» TASK REQUIREMENTS
Of the lines in the entries, how many hold the word "each"? Give that number alone.

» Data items
-- -- --

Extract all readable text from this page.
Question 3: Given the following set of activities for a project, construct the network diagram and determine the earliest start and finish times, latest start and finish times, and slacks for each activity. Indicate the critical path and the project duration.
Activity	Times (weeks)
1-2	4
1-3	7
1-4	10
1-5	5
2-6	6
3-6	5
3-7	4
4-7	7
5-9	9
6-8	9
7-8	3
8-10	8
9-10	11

-- -- --

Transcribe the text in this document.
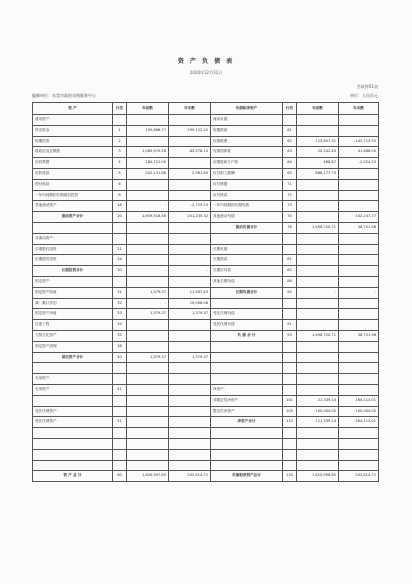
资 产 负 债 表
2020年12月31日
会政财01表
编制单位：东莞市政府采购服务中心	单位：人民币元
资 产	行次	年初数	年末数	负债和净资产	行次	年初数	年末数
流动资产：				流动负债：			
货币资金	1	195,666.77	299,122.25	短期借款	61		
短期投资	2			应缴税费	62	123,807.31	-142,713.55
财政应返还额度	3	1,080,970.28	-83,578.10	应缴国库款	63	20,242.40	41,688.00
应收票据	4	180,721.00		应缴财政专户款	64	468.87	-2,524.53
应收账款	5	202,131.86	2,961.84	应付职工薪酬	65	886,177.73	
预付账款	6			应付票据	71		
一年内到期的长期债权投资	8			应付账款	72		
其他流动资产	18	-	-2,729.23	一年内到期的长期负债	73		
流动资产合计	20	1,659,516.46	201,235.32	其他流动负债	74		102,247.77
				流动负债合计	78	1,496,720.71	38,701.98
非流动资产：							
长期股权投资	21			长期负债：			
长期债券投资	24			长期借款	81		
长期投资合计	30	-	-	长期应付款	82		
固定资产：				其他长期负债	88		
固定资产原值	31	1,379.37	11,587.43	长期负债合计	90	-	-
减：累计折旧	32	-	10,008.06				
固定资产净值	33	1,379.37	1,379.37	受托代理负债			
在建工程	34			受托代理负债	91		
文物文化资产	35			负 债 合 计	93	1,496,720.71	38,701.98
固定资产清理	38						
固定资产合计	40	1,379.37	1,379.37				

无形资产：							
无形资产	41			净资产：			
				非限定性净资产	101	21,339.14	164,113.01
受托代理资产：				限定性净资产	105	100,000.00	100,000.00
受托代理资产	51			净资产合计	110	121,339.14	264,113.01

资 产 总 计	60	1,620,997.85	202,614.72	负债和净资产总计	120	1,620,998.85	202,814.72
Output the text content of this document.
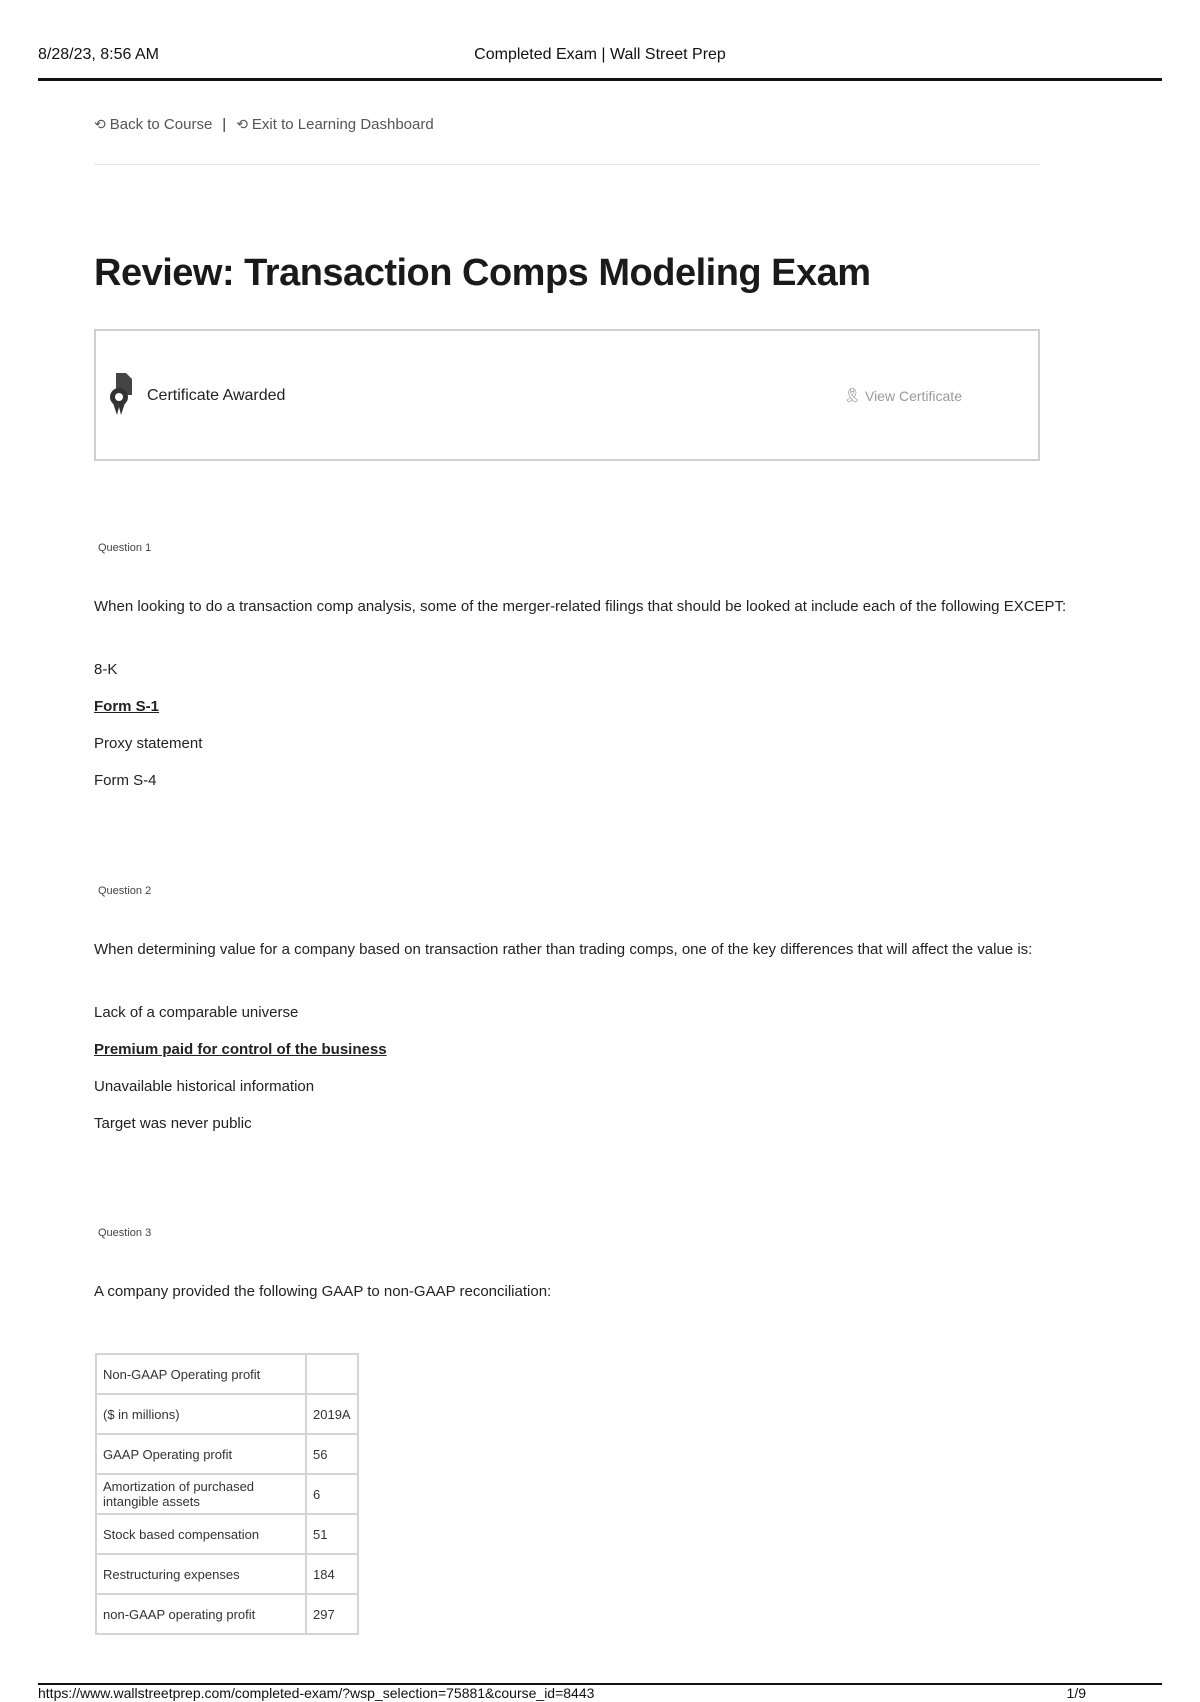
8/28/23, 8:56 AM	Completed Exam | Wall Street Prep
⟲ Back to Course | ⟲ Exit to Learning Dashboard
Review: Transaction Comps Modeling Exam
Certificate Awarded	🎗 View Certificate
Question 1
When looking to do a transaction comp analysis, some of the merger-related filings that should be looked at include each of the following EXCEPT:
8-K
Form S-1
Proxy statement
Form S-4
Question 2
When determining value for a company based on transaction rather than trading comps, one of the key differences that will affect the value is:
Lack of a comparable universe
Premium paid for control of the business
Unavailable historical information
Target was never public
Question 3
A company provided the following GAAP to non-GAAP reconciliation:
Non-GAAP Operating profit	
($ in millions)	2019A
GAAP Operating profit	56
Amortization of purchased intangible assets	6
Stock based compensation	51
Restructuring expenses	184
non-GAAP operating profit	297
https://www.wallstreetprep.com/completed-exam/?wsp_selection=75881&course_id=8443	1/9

-- -- --

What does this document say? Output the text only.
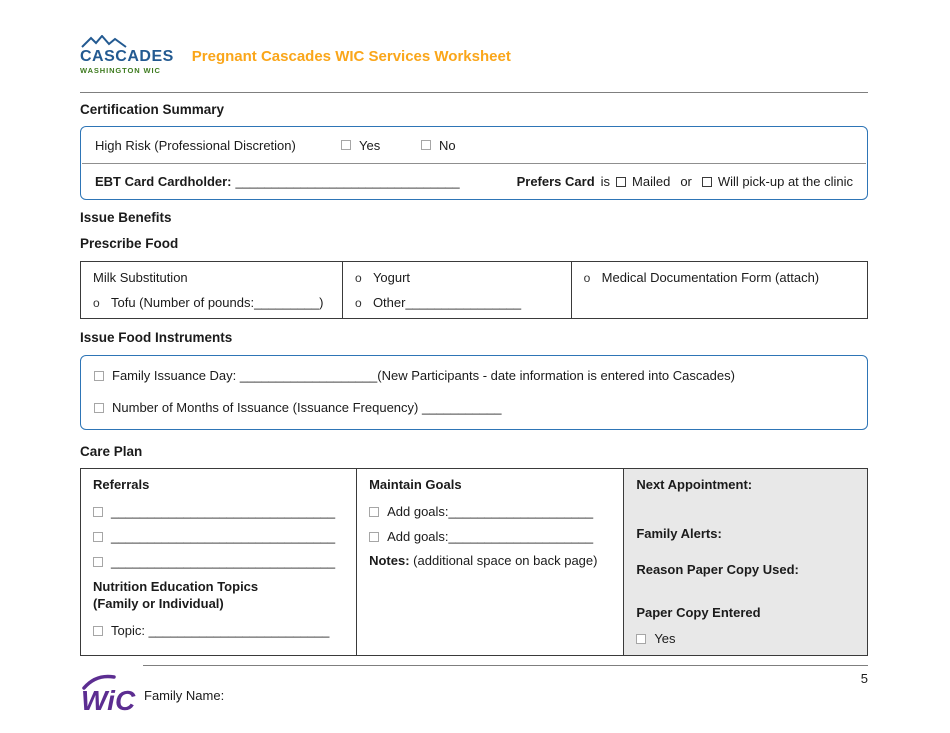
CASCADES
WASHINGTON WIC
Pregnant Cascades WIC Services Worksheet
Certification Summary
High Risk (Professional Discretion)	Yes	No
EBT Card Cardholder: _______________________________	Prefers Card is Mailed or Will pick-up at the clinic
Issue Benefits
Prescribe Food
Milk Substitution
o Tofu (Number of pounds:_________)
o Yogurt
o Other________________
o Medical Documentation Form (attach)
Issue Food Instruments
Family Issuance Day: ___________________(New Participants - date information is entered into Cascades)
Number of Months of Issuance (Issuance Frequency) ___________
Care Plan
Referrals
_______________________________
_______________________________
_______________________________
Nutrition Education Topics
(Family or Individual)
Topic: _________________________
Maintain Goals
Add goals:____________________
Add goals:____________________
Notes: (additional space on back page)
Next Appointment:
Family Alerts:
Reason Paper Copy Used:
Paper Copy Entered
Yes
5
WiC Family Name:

-- -- --

» SOLUTION FOR THIS PROBLEM
2